▶ [SOURCE PASSAGE]
++++++++++

Thanks for the thorough review Elwyn.
I've made changes in the form of a proposed change set against the
editor's copy.
https://github.com/http2/http2-spec/pull/692
You can review the changes at that link. Note that some of the typos
you caught were already fixed, or will be fixed in other proposed
change sets.
As is customary, I will await a sanity check and AD/shepherd approval
to merge the changes into the master copy. I expect that to occur
after the IESG discuss approval.
Responses inline.
On 19 January 2015 at 02:37, Elwyn Davies
<elwynd(_at_)dial(_dot_)pipex(_dot_)com> wrote:
Summary:
Almost ready. A well written document with just a few nits really. I am
slightly surprised (having not been following httpbis in detail) that HTTP/2
is so tightly wedded to TCP - this is doubtless pragmatic but it adds to the
ossification of the Internet and makes me slightly suspicious that it is an
attempt to really confirm HTTP/2 as the waist of the neo-Internet. Can't we
ever use any other transport?

++++++++++

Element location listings

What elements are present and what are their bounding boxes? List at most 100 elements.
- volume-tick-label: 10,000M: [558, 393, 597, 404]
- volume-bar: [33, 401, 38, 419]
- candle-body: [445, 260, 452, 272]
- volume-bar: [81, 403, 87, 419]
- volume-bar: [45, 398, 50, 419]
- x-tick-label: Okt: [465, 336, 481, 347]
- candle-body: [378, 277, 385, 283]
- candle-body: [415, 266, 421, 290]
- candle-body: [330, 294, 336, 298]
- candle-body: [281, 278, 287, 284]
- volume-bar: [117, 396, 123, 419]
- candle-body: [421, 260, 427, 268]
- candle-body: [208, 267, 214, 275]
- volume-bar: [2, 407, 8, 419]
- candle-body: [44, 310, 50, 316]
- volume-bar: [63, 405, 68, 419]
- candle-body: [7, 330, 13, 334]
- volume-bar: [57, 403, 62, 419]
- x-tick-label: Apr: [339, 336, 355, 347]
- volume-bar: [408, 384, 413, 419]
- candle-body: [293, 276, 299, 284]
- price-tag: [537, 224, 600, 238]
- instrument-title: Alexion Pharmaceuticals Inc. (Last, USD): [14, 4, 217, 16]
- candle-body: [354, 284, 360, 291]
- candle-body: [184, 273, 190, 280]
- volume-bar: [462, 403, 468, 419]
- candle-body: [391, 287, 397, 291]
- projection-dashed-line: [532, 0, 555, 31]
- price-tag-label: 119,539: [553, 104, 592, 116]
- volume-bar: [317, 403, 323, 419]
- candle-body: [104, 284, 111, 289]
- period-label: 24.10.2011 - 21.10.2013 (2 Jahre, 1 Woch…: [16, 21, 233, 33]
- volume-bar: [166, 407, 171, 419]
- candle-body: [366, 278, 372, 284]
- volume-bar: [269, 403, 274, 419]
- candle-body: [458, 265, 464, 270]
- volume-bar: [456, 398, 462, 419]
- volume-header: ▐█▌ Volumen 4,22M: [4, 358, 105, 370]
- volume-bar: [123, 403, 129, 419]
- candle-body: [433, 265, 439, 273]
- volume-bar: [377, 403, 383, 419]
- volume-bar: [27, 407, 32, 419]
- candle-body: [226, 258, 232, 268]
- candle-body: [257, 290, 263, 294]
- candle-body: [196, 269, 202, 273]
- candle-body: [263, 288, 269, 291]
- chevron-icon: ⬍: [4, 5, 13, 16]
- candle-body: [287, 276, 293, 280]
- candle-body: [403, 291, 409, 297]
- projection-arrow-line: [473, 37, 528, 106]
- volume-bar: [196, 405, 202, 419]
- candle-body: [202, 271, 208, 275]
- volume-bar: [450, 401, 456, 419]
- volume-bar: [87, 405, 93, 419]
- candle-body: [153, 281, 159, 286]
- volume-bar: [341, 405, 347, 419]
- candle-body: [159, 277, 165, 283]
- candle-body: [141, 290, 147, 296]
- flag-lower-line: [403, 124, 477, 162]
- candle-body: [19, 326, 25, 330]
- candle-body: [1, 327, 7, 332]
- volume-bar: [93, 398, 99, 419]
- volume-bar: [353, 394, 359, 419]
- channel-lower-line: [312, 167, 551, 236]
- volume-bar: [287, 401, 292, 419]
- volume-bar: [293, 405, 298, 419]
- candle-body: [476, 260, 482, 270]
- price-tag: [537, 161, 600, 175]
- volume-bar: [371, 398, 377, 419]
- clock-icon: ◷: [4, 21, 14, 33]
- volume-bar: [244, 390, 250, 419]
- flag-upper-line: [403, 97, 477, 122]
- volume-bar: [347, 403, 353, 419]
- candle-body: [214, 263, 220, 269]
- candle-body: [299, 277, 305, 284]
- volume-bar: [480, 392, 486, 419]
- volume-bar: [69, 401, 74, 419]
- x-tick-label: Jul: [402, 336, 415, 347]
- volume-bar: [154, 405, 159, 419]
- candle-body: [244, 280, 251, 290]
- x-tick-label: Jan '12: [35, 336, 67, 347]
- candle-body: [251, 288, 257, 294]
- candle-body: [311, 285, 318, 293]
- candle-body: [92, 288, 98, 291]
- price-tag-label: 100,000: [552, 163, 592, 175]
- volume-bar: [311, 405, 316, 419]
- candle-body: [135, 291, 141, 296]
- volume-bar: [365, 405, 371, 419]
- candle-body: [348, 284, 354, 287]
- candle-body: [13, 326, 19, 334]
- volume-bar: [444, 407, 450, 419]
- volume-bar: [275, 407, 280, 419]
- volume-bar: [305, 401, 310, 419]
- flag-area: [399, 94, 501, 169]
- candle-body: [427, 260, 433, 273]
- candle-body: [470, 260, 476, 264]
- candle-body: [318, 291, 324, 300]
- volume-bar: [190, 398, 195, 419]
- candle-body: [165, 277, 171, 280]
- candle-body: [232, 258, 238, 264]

++++++++++

▶ [TASK DESCRIPTION] Carry on the email reply about the HTTP/2 specification review from the point where it stops.

▶ [RESULT FOR THIS EXERCISE]
I think that - overall - the desire for the timely replacement of
HTTP/1.1 was stronger than the desire to attain perfection.
And rather than ossifying, the general view is that ALPN clears a path
to more changes in the future.
If you want to talk about the waist of the neo-Internet, I think
identifying HTTP more generally is appropriate; we're only really
upgrading a small part of it. And there are ongoing plans to continue
to upgrade the entire protocol. But our relevance is only defined by
what we ship, and this is a significant improvement that isn't worth
holding back for years while we ponder more fundamental changes.
A couple of minor issues: (1) I am not sure
that I see the (security) value of the padding mechanisms specified, but I
am not an expert so I will defer to the security experts, and (2) the
extension method for SETTINGS seems to be flawed. Apologies for the
slightly delayed review.
I'll address those below. And don't concern yourself with the delay,
it's not a small document.
Major Issues:
s3, para 1: Just checking: HTTP/2 is defined to run over TCP connections
only. I take it that this is something that the WG has formally decided
upon. Is there something that stops HTTP/2 running over any other reliable
byte stream protocol with in-order delivery? Could there be a more general
statement?
Such a statement was debated at some length. The current view (unless
I'm mistaken) was to recognize that HTTP/2 uses TCP. More definitive
statements were avoided to ensure that if a future document chose to
define how HTTP/2 used some other transport that wouldn't be too
disruptive.
And who said it needed to have in-order delivery?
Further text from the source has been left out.